What you have to do: Retype the material in full, keeping every word the same.

Data shown:

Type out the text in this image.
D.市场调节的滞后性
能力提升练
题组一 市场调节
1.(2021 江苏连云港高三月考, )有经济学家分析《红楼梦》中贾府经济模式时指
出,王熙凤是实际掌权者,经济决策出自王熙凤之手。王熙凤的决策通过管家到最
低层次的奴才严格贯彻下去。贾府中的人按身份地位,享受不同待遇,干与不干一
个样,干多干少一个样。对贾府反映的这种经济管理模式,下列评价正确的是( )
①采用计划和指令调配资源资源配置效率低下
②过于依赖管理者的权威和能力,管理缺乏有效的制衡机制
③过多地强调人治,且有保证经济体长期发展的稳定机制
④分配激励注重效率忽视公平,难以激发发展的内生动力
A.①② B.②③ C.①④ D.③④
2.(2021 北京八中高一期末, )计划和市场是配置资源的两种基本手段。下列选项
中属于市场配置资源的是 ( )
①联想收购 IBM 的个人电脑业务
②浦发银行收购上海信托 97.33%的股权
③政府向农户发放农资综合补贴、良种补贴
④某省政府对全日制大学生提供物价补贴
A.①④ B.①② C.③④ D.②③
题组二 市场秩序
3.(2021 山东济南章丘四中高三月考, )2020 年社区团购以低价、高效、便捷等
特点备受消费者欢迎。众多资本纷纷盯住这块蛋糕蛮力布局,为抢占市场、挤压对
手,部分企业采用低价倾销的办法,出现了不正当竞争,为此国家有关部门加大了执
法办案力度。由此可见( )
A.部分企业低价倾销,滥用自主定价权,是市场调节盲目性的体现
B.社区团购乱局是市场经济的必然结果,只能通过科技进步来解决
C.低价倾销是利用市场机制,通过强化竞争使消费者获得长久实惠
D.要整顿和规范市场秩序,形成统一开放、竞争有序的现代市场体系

Expected output:
Type out the text in this image.
D.市场调节的滞后性
能力提升练
题组一 市场调节
1.(2021 江苏连云港高三月考, )有经济学家分析《红楼梦》中贾府经济模式时指
出,王熙凤是实际掌权者,经济决策出自王熙凤之手。王熙凤的决策通过管家到最
低层次的奴才严格贯彻下去。贾府中的人按身份地位,享受不同待遇,干与不干一
个样,干多干少一个样。对贾府反映的这种经济管理模式,下列评价正确的是( )
①采用计划和指令调配资源资源配置效率低下
②过于依赖管理者的权威和能力,管理缺乏有效的制衡机制
③过多地强调人治,且有保证经济体长期发展的稳定机制
④分配激励注重效率忽视公平,难以激发发展的内生动力
A.①② B.②③ C.①④ D.③④
2.(2021 北京八中高一期末, )计划和市场是配置资源的两种基本手段。下列选项
中属于市场配置资源的是 ( )
①联想收购 IBM 的个人电脑业务
②浦发银行收购上海信托 97.33%的股权
③政府向农户发放农资综合补贴、良种补贴
④某省政府对全日制大学生提供物价补贴
A.①④ B.①② C.③④ D.②③
题组二 市场秩序
3.(2021 山东济南章丘四中高三月考, )2020 年社区团购以低价、高效、便捷等
特点备受消费者欢迎。众多资本纷纷盯住这块蛋糕蛮力布局,为抢占市场、挤压对
手,部分企业采用低价倾销的办法,出现了不正当竞争,为此国家有关部门加大了执
法办案力度。由此可见( )
A.部分企业低价倾销,滥用自主定价权,是市场调节盲目性的体现
B.社区团购乱局是市场经济的必然结果,只能通过科技进步来解决
C.低价倾销是利用市场机制,通过强化竞争使消费者获得长久实惠
D.要整顿和规范市场秩序,形成统一开放、竞争有序的现代市场体系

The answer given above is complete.